Collected data
· · · · ·

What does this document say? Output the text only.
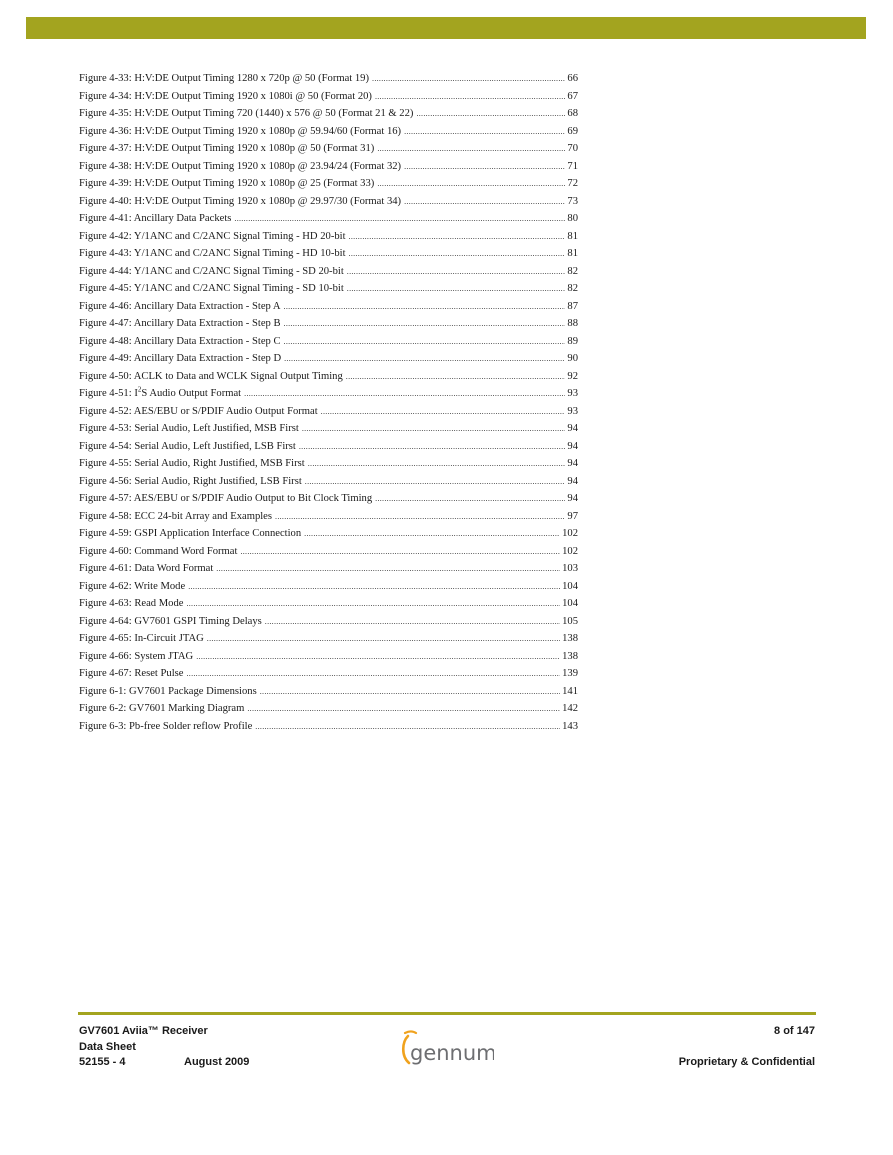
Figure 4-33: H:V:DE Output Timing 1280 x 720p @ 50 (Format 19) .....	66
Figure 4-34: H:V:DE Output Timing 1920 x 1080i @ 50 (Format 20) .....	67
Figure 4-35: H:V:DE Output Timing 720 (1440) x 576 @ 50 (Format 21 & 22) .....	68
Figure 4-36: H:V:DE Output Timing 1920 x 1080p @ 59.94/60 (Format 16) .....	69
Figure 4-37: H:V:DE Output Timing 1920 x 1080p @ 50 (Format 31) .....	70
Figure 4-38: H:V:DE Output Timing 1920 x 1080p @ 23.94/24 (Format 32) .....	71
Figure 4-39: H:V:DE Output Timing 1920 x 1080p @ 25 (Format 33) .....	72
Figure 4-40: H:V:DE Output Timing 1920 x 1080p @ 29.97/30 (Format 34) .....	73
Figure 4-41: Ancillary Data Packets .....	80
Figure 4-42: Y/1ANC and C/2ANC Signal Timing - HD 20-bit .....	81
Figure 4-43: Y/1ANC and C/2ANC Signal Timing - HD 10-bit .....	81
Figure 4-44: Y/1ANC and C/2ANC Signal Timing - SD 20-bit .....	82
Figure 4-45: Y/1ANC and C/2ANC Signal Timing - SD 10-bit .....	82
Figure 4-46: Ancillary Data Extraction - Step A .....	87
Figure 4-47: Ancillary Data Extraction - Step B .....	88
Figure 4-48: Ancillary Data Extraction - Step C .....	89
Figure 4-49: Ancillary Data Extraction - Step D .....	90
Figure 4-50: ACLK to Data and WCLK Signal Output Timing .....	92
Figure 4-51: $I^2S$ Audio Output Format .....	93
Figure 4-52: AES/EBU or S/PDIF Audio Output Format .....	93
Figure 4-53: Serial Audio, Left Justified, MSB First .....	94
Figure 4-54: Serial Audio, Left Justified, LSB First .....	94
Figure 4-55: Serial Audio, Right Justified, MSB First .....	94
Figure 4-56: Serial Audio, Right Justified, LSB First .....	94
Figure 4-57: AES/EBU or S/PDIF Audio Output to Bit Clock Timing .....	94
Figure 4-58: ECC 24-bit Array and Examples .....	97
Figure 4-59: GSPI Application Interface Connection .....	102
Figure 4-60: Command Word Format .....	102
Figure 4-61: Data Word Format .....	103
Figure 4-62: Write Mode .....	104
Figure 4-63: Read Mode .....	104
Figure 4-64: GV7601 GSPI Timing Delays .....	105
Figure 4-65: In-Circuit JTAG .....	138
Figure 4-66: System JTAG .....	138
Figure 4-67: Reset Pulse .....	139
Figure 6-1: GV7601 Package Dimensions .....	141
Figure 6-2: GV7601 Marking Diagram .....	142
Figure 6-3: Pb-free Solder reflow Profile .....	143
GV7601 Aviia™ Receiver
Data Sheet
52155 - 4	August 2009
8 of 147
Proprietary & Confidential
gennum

· · · · ·

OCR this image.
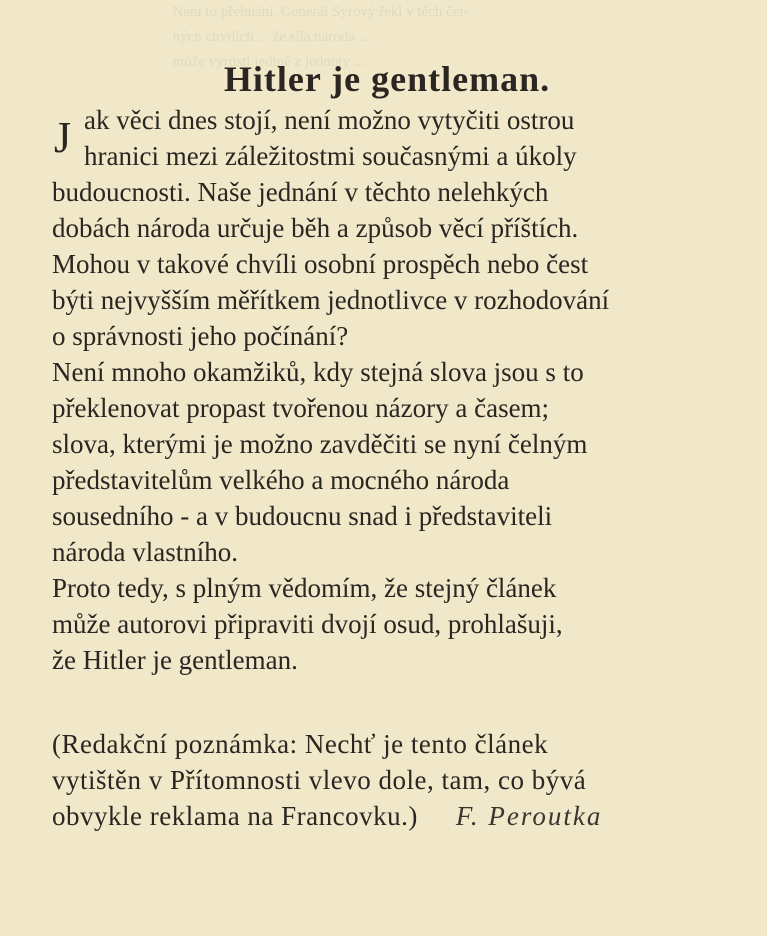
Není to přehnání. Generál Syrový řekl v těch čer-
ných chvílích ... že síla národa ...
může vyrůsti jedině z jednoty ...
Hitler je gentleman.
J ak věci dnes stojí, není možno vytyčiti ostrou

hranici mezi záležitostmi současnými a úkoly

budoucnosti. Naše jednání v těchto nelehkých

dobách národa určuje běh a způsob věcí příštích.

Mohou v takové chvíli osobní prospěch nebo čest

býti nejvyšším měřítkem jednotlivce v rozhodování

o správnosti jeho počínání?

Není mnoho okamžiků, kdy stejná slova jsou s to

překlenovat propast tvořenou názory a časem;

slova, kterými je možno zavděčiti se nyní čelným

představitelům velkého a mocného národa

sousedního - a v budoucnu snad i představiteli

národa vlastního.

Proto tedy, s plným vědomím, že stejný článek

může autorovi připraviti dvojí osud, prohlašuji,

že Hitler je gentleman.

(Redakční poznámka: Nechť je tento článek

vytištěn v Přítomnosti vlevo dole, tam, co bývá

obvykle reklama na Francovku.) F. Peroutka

· · · · ·

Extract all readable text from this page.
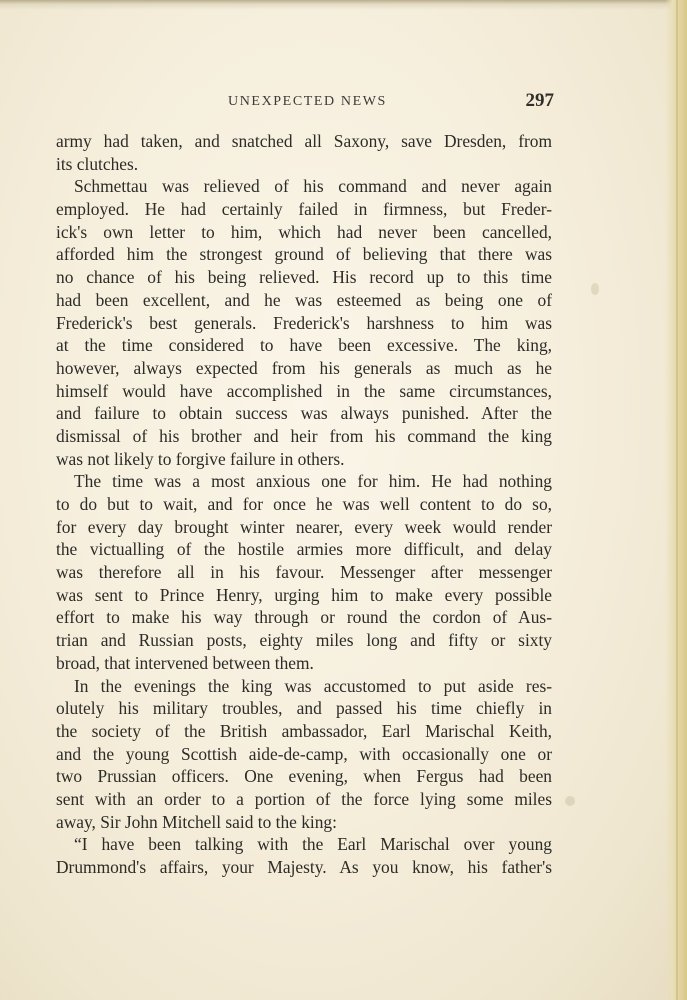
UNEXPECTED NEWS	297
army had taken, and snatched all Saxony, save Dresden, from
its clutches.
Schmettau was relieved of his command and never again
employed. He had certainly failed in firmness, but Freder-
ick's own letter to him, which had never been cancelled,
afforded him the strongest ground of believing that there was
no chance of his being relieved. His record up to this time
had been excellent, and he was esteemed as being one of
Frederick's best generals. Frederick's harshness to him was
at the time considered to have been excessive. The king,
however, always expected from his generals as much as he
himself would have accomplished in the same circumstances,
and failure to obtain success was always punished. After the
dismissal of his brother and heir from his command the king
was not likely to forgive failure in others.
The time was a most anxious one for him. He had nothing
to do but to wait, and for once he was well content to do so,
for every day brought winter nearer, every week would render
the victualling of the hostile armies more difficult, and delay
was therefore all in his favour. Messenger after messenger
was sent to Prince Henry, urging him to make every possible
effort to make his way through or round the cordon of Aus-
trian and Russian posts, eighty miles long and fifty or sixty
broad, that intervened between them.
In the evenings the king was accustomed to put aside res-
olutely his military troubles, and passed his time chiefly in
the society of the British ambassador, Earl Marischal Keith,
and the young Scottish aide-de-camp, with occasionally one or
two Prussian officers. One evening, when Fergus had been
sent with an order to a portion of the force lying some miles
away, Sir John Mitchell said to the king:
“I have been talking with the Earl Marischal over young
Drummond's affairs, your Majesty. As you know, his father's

· · · · ·

— The request —
Say, as a bare number, how many lines in the entries above include the string "would".

— Task output —
2